Output all of the records exactly as written.

Items from a figure collection:
>> Begin

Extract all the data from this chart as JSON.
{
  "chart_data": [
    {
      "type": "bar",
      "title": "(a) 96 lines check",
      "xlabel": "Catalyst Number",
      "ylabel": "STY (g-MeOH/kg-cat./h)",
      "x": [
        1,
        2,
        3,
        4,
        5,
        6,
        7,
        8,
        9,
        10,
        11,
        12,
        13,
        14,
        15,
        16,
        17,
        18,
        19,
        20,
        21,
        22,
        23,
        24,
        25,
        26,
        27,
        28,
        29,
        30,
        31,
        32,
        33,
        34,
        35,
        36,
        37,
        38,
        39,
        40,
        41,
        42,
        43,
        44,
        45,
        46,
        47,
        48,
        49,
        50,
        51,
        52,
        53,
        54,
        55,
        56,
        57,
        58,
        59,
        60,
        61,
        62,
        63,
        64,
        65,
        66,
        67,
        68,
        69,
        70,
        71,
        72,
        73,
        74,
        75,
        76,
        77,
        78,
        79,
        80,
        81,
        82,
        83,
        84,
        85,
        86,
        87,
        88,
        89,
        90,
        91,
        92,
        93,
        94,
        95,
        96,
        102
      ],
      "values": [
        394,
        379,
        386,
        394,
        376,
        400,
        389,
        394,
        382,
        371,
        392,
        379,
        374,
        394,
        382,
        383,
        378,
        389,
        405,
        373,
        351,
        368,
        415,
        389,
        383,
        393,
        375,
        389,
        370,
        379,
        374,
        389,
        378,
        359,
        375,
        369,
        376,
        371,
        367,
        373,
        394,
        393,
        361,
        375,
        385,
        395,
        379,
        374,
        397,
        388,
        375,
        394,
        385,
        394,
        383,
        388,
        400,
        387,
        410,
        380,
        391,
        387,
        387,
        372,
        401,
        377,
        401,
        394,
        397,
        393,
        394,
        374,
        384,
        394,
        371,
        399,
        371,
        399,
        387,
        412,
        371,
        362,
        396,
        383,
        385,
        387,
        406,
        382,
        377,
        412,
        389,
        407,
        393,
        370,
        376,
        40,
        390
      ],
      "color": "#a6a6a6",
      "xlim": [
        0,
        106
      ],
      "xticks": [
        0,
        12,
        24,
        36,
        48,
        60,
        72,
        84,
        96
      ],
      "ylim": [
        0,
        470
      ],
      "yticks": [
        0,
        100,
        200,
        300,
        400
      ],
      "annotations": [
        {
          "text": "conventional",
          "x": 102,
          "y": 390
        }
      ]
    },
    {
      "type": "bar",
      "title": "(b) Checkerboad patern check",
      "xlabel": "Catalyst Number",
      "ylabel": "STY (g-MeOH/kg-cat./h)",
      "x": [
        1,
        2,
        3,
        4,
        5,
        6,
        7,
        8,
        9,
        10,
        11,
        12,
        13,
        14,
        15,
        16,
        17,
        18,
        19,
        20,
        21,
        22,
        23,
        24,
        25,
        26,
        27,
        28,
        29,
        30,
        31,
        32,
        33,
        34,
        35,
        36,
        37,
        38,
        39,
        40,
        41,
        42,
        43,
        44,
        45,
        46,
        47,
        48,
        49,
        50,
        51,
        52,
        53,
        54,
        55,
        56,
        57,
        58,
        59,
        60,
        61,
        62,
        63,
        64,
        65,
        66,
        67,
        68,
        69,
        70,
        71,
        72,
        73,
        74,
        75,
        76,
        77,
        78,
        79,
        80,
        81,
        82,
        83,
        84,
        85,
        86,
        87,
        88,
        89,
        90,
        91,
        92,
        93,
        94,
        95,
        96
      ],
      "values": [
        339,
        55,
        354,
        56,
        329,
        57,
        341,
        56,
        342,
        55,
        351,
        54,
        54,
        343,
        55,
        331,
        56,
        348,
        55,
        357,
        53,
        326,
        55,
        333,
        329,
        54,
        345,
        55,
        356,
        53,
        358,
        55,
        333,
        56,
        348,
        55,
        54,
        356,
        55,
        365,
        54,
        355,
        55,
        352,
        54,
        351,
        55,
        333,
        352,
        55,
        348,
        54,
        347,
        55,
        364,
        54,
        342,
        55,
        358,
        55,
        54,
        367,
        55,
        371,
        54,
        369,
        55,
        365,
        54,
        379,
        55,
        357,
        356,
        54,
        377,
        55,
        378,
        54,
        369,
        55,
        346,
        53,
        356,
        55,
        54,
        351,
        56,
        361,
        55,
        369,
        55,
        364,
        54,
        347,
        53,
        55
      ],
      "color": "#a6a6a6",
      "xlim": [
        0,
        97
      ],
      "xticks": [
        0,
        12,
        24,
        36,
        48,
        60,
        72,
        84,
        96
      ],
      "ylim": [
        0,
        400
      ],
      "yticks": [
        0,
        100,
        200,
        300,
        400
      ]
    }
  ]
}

>> End

__Response__.
Extract all the data from this chart as JSON.
{
  "chart_data": [
    {
      "type": "bar",
      "title": "(a) 96 lines check",
      "xlabel": "Catalyst Number",
      "ylabel": "STY (g-MeOH/kg-cat./h)",
      "x": [
        1,
        2,
        3,
        4,
        5,
        6,
        7,
        8,
        9,
        10,
        11,
        12,
        13,
        14,
        15,
        16,
        17,
        18,
        19,
        20,
        21,
        22,
        23,
        24,
        25,
        26,
        27,
        28,
        29,
        30,
        31,
        32,
        33,
        34,
        35,
        36,
        37,
        38,
        39,
        40,
        41,
        42,
        43,
        44,
        45,
        46,
        47,
        48,
        49,
        50,
        51,
        52,
        53,
        54,
        55,
        56,
        57,
        58,
        59,
        60,
        61,
        62,
        63,
        64,
        65,
        66,
        67,
        68,
        69,
        70,
        71,
        72,
        73,
        74,
        75,
        76,
        77,
        78,
        79,
        80,
        81,
        82,
        83,
        84,
        85,
        86,
        87,
        88,
        89,
        90,
        91,
        92,
        93,
        94,
        95,
        96,
        102
      ],
      "values": [
        394,
        379,
        386,
        394,
        376,
        400,
        389,
        394,
        382,
        371,
        392,
        379,
        374,
        394,
        382,
        383,
        378,
        389,
        405,
        373,
        351,
        368,
        415,
        389,
        383,
        393,
        375,
        389,
        370,
        379,
        374,
        389,
        378,
        359,
        375,
        369,
        376,
        371,
        367,
        373,
        394,
        393,
        361,
        375,
        385,
        395,
        379,
        374,
        397,
        388,
        375,
        394,
        385,
        394,
        383,
        388,
        400,
        387,
        410,
        380,
        391,
        387,
        387,
        372,
        401,
        377,
        401,
        394,
        397,
        393,
        394,
        374,
        384,
        394,
        371,
        399,
        371,
        399,
        387,
        412,
        371,
        362,
        396,
        383,
        385,
        387,
        406,
        382,
        377,
        412,
        389,
        407,
        393,
        370,
        376,
        40,
        390
      ],
      "color": "#a6a6a6",
      "xlim": [
        0,
        106
      ],
      "xticks": [
        0,
        12,
        24,
        36,
        48,
        60,
        72,
        84,
        96
      ],
      "ylim": [
        0,
        470
      ],
      "yticks": [
        0,
        100,
        200,
        300,
        400
      ],
      "annotations": [
        {
          "text": "conventional",
          "x": 102,
          "y": 390
        }
      ]
    },
    {
      "type": "bar",
      "title": "(b) Checkerboad patern check",
      "xlabel": "Catalyst Number",
      "ylabel": "STY (g-MeOH/kg-cat./h)",
      "x": [
        1,
        2,
        3,
        4,
        5,
        6,
        7,
        8,
        9,
        10,
        11,
        12,
        13,
        14,
        15,
        16,
        17,
        18,
        19,
        20,
        21,
        22,
        23,
        24,
        25,
        26,
        27,
        28,
        29,
        30,
        31,
        32,
        33,
        34,
        35,
        36,
        37,
        38,
        39,
        40,
        41,
        42,
        43,
        44,
        45,
        46,
        47,
        48,
        49,
        50,
        51,
        52,
        53,
        54,
        55,
        56,
        57,
        58,
        59,
        60,
        61,
        62,
        63,
        64,
        65,
        66,
        67,
        68,
        69,
        70,
        71,
        72,
        73,
        74,
        75,
        76,
        77,
        78,
        79,
        80,
        81,
        82,
        83,
        84,
        85,
        86,
        87,
        88,
        89,
        90,
        91,
        92,
        93,
        94,
        95,
        96
      ],
      "values": [
        339,
        55,
        354,
        56,
        329,
        57,
        341,
        56,
        342,
        55,
        351,
        54,
        54,
        343,
        55,
        331,
        56,
        348,
        55,
        357,
        53,
        326,
        55,
        333,
        329,
        54,
        345,
        55,
        356,
        53,
        358,
        55,
        333,
        56,
        348,
        55,
        54,
        356,
        55,
        365,
        54,
        355,
        55,
        352,
        54,
        351,
        55,
        333,
        352,
        55,
        348,
        54,
        347,
        55,
        364,
        54,
        342,
        55,
        358,
        55,
        54,
        367,
        55,
        371,
        54,
        369,
        55,
        365,
        54,
        379,
        55,
        357,
        356,
        54,
        377,
        55,
        378,
        54,
        369,
        55,
        346,
        53,
        356,
        55,
        54,
        351,
        56,
        361,
        55,
        369,
        55,
        364,
        54,
        347,
        53,
        55
      ],
      "color": "#a6a6a6",
      "xlim": [
        0,
        97
      ],
      "xticks": [
        0,
        12,
        24,
        36,
        48,
        60,
        72,
        84,
        96
      ],
      "ylim": [
        0,
        400
      ],
      "yticks": [
        0,
        100,
        200,
        300,
        400
      ]
    }
  ]
}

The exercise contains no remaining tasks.